* [Working data]:
* * * * *

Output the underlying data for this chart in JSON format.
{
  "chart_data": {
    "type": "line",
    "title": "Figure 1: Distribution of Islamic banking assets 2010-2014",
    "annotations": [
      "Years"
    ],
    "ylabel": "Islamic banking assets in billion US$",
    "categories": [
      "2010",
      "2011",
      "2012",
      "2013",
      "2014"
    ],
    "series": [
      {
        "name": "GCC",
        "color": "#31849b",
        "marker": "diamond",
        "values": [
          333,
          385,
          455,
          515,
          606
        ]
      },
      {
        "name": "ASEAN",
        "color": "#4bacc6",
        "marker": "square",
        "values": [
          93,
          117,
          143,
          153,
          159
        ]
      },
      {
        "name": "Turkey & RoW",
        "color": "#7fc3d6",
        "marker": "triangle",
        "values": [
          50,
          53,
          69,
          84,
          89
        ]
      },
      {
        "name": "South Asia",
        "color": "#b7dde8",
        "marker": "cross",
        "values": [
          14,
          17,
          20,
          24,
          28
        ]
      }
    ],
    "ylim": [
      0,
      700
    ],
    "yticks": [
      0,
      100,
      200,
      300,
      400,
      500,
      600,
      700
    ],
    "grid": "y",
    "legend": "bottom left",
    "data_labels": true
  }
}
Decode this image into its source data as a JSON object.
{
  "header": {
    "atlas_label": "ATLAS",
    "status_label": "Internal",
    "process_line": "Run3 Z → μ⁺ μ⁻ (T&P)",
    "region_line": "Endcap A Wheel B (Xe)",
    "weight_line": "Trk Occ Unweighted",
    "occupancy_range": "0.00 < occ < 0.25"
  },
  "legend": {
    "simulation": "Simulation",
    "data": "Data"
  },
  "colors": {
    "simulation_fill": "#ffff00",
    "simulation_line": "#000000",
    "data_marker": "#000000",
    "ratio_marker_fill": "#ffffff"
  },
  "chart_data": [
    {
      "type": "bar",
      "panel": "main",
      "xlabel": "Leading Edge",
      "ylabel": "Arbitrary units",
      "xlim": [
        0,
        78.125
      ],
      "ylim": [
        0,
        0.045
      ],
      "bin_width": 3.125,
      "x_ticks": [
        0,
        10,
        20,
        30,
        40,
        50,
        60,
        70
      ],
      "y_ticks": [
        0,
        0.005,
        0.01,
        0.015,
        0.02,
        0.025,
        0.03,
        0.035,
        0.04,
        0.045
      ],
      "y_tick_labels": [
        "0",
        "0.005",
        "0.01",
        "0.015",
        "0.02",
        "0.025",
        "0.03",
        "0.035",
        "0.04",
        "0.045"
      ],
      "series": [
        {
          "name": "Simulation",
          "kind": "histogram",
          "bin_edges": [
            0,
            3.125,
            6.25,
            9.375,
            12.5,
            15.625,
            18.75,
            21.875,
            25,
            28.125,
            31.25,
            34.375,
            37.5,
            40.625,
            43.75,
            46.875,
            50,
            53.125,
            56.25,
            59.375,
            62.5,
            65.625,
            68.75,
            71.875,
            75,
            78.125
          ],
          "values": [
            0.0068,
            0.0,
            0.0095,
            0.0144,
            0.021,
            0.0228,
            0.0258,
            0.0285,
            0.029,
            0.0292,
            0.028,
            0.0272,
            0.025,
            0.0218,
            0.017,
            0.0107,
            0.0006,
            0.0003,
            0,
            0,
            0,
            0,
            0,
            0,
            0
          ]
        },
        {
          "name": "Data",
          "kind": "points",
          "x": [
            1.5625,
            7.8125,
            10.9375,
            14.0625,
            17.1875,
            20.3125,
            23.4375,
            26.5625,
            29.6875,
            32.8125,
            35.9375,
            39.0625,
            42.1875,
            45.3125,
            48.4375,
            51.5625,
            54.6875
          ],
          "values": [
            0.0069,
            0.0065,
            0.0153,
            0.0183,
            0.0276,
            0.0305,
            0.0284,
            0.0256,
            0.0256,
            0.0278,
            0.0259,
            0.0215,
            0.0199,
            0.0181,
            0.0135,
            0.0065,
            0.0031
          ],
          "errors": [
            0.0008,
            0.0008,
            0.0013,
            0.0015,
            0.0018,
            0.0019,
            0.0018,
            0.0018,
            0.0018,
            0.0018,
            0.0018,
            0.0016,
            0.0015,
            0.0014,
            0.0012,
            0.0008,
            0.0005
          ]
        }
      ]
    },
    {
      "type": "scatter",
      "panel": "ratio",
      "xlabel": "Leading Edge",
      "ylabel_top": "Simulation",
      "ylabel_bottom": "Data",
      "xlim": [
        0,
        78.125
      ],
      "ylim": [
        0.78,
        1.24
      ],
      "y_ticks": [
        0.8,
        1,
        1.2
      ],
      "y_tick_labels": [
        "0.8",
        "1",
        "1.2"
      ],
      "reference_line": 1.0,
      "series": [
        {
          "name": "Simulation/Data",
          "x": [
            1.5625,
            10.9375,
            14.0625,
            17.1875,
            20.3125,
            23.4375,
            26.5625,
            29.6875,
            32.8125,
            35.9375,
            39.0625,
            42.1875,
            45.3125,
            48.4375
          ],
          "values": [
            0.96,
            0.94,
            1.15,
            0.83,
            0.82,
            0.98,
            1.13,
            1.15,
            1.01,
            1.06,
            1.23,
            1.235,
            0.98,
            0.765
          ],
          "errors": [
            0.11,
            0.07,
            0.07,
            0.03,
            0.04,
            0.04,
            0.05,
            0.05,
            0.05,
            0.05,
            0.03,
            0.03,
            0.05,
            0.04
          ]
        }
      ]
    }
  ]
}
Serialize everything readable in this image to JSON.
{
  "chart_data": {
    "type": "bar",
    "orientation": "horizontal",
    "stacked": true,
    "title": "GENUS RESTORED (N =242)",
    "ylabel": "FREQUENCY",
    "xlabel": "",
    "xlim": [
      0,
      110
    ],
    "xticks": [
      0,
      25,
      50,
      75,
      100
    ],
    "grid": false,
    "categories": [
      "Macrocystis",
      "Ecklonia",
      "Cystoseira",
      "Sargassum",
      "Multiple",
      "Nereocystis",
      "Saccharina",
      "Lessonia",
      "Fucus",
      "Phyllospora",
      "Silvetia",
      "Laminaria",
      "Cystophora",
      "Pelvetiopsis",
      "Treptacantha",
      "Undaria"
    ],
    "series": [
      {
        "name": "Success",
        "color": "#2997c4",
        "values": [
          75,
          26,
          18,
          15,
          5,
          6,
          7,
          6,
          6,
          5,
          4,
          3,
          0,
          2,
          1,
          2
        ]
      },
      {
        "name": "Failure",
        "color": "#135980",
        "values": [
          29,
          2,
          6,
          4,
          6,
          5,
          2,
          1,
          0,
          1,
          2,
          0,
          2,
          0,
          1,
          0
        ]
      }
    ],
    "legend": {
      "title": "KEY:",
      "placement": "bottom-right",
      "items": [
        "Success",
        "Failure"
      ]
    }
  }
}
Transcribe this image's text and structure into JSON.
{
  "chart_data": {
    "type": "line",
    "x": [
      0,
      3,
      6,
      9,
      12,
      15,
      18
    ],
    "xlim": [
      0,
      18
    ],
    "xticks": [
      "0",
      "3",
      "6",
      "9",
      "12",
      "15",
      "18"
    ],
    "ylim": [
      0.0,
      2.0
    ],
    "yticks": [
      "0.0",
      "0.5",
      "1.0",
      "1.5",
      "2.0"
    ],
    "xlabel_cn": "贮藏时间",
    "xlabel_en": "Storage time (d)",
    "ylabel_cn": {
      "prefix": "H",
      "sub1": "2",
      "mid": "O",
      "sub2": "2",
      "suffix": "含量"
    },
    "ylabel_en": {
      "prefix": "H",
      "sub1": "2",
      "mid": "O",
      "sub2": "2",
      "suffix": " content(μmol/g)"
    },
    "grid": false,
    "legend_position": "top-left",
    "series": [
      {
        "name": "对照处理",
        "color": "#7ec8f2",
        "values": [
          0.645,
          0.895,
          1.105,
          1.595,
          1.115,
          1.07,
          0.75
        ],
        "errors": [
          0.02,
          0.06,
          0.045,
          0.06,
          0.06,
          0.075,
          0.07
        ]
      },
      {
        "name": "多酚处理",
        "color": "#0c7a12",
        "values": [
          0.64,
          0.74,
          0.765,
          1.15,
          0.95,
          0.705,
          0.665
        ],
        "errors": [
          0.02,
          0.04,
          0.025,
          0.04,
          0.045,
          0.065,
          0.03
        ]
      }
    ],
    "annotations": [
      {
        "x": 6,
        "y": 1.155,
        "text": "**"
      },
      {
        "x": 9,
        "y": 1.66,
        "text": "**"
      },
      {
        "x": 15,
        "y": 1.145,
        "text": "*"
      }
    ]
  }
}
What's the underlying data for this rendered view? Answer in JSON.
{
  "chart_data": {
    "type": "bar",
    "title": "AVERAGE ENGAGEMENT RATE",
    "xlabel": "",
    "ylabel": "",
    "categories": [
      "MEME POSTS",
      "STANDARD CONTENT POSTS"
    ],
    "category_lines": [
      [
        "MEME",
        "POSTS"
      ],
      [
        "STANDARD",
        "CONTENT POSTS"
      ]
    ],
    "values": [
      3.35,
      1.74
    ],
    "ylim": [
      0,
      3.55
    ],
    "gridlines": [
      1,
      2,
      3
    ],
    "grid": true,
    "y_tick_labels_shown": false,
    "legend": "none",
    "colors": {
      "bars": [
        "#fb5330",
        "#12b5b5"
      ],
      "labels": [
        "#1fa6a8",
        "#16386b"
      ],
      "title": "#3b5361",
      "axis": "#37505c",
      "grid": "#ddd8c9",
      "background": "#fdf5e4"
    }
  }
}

* * * * *

Scan the listing above for the word "assets" and show each line where it is found.

    "title": "Figure 1: Distribution of Islamic banking assets 2010-2014",
    "ylabel": "Islamic banking assets in billion US$",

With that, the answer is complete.